__Task requirements__
Rewrite everything from the line that contains "Find all labels, buttons, inputs, and" down to the line that contains "length-label: L — [313, 238, 324, 260]", with "diameter-label" replaced by "diameter-marker" and nothing else changed. Leave the pictures out of your answer.

━━━ Recorded data

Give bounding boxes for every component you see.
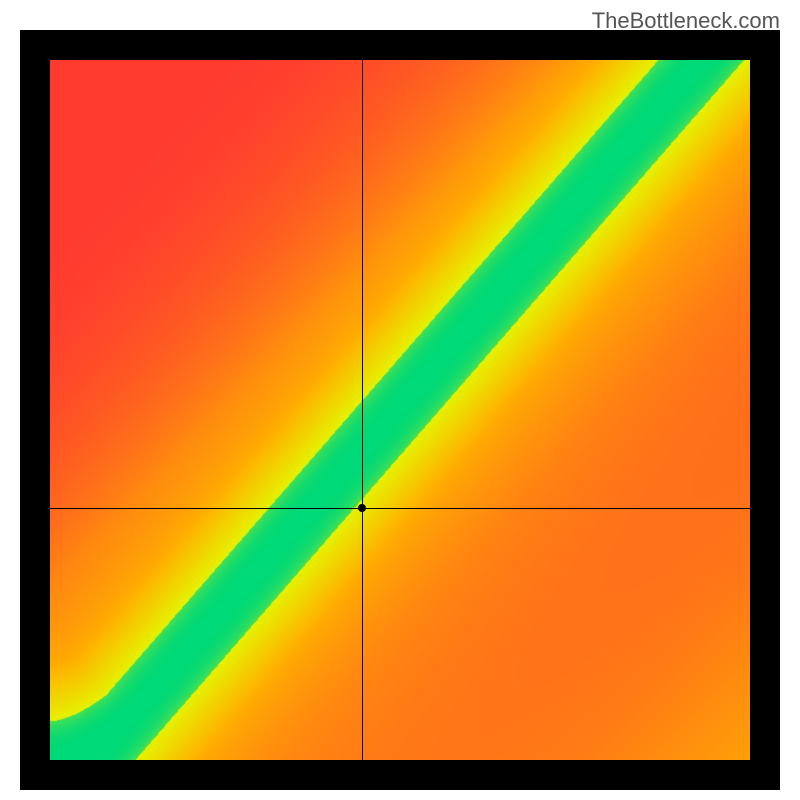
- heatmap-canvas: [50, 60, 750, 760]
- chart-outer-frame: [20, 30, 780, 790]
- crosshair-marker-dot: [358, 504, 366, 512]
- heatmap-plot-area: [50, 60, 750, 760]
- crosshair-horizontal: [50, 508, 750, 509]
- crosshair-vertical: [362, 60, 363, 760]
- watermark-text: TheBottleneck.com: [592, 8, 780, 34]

━━━━━━
━━━ Recorded data

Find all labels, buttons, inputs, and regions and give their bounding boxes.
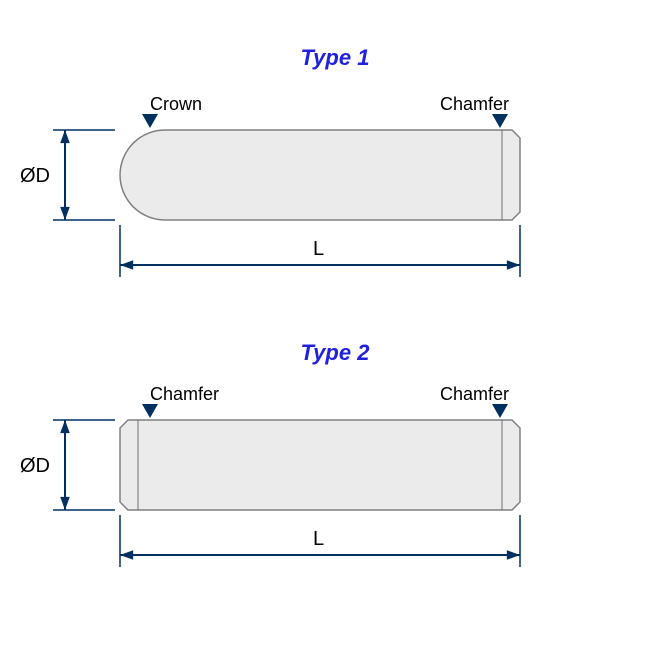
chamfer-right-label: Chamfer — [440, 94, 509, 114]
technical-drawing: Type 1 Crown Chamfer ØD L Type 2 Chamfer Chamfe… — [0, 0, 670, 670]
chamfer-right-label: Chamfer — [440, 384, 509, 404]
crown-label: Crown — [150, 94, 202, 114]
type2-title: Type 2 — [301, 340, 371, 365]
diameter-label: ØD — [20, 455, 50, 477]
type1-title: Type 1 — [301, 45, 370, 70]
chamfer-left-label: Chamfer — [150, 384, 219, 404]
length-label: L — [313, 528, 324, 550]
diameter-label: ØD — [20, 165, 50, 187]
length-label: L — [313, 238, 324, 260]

━━━━━━
━━━ Recorded data

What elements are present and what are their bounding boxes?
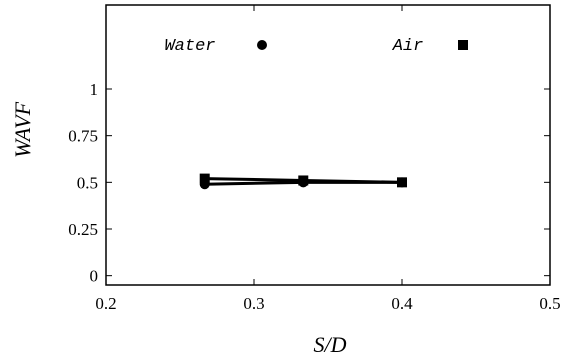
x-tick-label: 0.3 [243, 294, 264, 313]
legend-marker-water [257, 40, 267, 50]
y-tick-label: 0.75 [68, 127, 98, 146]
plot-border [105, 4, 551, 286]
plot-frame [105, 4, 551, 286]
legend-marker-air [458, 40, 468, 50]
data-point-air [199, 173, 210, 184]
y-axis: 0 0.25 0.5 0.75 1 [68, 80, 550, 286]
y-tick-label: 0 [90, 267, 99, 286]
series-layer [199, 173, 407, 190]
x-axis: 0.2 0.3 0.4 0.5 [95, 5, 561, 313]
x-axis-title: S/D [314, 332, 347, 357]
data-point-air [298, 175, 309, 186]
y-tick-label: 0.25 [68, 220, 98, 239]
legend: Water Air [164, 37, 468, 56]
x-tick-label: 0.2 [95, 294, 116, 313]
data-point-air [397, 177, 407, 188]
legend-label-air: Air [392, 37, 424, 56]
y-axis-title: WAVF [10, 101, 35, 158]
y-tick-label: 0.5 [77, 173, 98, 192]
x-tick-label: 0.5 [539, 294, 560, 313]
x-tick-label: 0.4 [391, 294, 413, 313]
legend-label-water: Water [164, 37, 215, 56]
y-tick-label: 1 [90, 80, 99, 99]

━━━━━━

__Solution below__
Find all labels, buttons, inputs, and regions and give their bounding boxes.
chamfer-right-label: Chamfer — [440, 94, 509, 114]
technical-drawing: Type 1 Crown Chamfer ØD L Type 2 Chamfer Chamfe… — [0, 0, 670, 670]
chamfer-right-label: Chamfer — [440, 384, 509, 404]
crown-label: Crown — [150, 94, 202, 114]
type2-title: Type 2 — [301, 340, 371, 365]
diameter-marker: ØD — [20, 455, 50, 477]
type1-title: Type 1 — [301, 45, 370, 70]
chamfer-left-label: Chamfer — [150, 384, 219, 404]
length-label: L — [313, 528, 324, 550]
diameter-marker: ØD — [20, 165, 50, 187]
length-label: L — [313, 238, 324, 260]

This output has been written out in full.